--- EXERCISE PROMPT ---
The material below should be written out in full and exactly; pictures stay out of the copy.
- - -
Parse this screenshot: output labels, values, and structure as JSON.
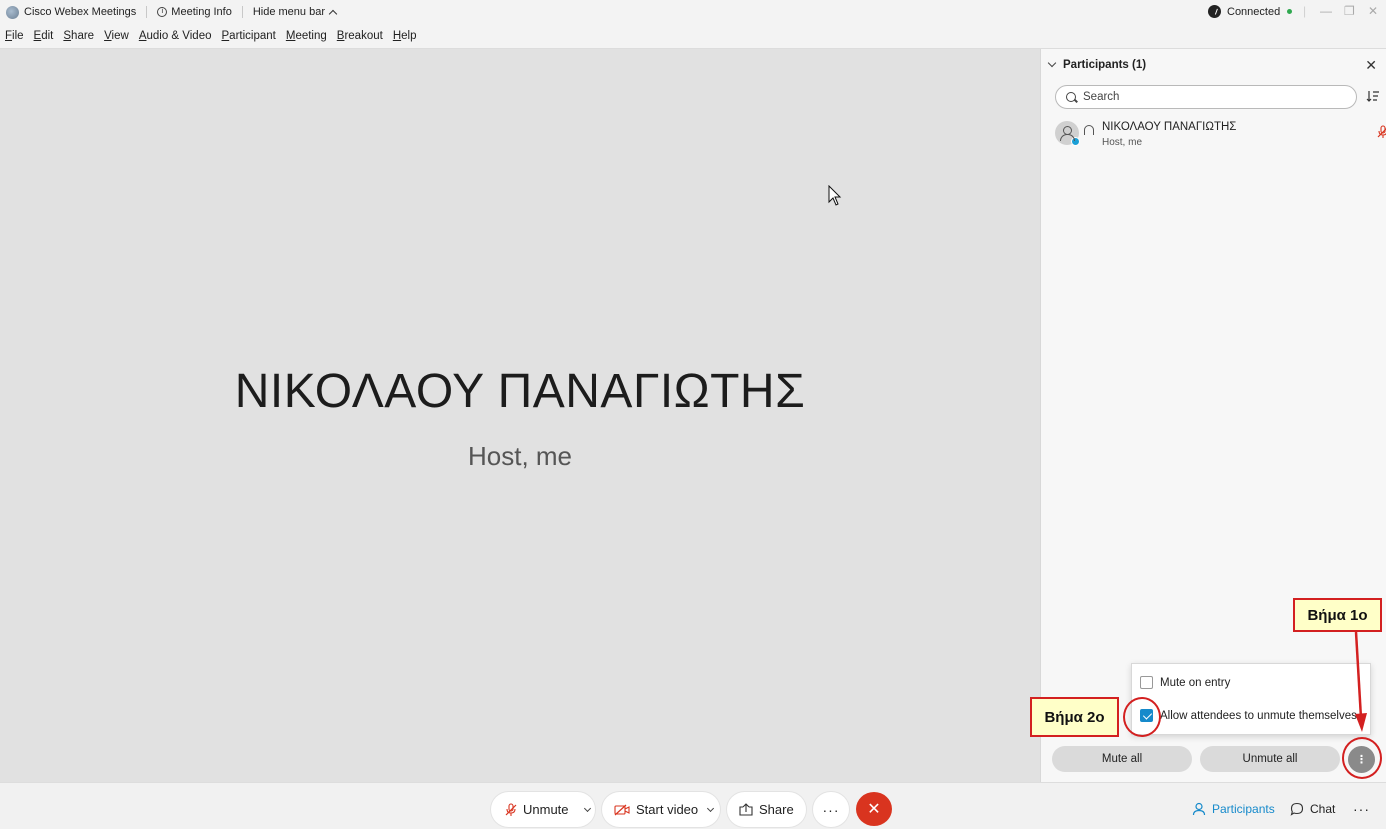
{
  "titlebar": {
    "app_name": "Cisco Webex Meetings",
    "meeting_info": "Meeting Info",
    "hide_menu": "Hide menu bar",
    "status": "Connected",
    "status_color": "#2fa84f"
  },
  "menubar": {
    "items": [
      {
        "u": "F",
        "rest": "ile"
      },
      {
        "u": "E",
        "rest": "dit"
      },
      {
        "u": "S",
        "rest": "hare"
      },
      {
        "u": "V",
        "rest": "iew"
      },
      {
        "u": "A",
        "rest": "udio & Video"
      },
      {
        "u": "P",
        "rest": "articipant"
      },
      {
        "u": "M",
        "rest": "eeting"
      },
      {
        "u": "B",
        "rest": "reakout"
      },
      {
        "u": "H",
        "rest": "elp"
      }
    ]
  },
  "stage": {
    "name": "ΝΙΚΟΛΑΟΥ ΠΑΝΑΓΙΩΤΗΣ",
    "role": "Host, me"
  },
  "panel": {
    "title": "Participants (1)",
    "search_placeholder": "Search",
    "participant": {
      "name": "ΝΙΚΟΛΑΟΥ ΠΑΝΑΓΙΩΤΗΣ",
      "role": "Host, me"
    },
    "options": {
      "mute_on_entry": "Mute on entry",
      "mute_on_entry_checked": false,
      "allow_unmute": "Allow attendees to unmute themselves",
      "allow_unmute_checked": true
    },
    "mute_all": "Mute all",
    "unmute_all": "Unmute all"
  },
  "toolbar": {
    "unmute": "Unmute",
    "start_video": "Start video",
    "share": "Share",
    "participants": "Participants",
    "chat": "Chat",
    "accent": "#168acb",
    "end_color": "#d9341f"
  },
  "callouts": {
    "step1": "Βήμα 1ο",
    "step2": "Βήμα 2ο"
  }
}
- - -
--- PROBLEM SOLUTION ---
Parse this screenshot: output labels, values, and structure as JSON.
{
  "titlebar": {
    "app_name": "Cisco Webex Meetings",
    "meeting_info": "Meeting Info",
    "hide_menu": "Hide menu bar",
    "status": "Connected",
    "status_color": "#2fa84f"
  },
  "menubar": {
    "items": [
      {
        "u": "F",
        "rest": "ile"
      },
      {
        "u": "E",
        "rest": "dit"
      },
      {
        "u": "S",
        "rest": "hare"
      },
      {
        "u": "V",
        "rest": "iew"
      },
      {
        "u": "A",
        "rest": "udio & Video"
      },
      {
        "u": "P",
        "rest": "articipant"
      },
      {
        "u": "M",
        "rest": "eeting"
      },
      {
        "u": "B",
        "rest": "reakout"
      },
      {
        "u": "H",
        "rest": "elp"
      }
    ]
  },
  "stage": {
    "name": "ΝΙΚΟΛΑΟΥ ΠΑΝΑΓΙΩΤΗΣ",
    "role": "Host, me"
  },
  "panel": {
    "title": "Participants (1)",
    "search_placeholder": "Search",
    "participant": {
      "name": "ΝΙΚΟΛΑΟΥ ΠΑΝΑΓΙΩΤΗΣ",
      "role": "Host, me"
    },
    "options": {
      "mute_on_entry": "Mute on entry",
      "mute_on_entry_checked": false,
      "allow_unmute": "Allow attendees to unmute themselves",
      "allow_unmute_checked": true
    },
    "mute_all": "Mute all",
    "unmute_all": "Unmute all"
  },
  "toolbar": {
    "unmute": "Unmute",
    "start_video": "Start video",
    "share": "Share",
    "participants": "Participants",
    "chat": "Chat",
    "accent": "#168acb",
    "end_color": "#d9341f"
  },
  "callouts": {
    "step1": "Βήμα 1ο",
    "step2": "Βήμα 2ο"
  }
}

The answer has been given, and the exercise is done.